## Collected data:
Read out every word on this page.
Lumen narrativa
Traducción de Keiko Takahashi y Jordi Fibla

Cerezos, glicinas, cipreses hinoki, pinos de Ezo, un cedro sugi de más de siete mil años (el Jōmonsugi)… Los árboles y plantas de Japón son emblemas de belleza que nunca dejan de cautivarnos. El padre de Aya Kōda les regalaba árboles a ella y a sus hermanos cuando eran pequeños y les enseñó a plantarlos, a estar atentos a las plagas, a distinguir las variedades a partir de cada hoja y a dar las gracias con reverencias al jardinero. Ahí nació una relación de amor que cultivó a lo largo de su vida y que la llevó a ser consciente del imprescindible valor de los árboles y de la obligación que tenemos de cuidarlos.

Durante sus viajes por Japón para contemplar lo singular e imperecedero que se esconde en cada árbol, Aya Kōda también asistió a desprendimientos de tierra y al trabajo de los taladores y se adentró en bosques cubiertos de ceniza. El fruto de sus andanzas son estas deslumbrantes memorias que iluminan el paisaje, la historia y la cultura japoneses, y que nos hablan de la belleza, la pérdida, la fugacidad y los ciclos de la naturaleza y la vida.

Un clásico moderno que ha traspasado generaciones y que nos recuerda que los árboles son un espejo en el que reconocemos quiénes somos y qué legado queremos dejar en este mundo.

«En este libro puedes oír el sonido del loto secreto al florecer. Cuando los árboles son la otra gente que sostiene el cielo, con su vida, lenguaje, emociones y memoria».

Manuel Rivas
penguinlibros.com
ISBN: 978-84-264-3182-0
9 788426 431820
* * *
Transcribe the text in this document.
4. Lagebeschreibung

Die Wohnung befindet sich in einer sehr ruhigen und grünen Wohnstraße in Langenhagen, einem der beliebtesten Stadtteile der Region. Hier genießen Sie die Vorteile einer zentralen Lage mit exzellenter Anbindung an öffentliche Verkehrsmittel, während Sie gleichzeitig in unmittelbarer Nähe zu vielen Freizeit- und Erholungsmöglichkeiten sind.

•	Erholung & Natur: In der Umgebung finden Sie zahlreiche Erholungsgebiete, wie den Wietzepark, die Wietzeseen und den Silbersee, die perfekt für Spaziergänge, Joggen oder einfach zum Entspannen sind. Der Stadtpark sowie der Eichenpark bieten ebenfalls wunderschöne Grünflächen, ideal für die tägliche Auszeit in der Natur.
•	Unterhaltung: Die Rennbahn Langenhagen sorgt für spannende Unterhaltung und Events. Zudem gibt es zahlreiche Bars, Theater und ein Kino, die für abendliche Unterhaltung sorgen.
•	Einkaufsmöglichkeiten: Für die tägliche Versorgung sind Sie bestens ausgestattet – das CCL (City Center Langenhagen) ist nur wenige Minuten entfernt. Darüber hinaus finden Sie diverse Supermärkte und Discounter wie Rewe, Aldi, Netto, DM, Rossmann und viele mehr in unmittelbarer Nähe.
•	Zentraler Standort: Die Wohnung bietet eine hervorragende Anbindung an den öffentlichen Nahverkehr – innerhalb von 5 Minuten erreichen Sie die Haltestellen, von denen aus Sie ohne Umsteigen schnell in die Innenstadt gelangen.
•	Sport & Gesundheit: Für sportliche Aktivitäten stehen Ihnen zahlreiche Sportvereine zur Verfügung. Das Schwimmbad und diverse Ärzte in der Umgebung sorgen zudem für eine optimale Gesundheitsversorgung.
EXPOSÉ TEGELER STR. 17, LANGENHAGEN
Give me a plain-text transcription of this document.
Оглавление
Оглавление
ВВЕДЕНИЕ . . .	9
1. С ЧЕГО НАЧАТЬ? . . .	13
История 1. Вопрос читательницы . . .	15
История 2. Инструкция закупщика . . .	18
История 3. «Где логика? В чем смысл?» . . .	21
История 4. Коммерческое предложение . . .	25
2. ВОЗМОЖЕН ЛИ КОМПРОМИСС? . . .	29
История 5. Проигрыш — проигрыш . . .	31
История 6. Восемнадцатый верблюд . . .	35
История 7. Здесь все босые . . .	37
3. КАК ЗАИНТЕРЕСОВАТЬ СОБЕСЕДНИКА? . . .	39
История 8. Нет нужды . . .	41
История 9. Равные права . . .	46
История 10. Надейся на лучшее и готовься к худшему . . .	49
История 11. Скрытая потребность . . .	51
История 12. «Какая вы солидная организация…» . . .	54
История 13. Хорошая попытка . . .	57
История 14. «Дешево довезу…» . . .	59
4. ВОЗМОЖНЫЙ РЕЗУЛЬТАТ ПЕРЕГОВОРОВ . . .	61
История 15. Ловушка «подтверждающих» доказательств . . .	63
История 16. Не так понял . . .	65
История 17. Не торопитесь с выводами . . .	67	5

## What is needed:
Take each line of the material that contains the word "diverse" and list it.

## Written solution:
•	Einkaufsmöglichkeiten: Für die tägliche Versorgung sind Sie bestens ausgestattet – das CCL (City Center Langenhagen) ist nur wenige Minuten entfernt. Darüber hinaus finden Sie diverse Supermärkte und Discounter wie Rewe, Aldi, Netto, DM, Rossmann und viele mehr in unmittelbarer Nähe.
•	Sport & Gesundheit: Für sportliche Aktivitäten stehen Ihnen zahlreiche Sportvereine zur Verfügung. Das Schwimmbad und diverse Ärzte in der Umgebung sorgen zudem für eine optimale Gesundheitsversorgung.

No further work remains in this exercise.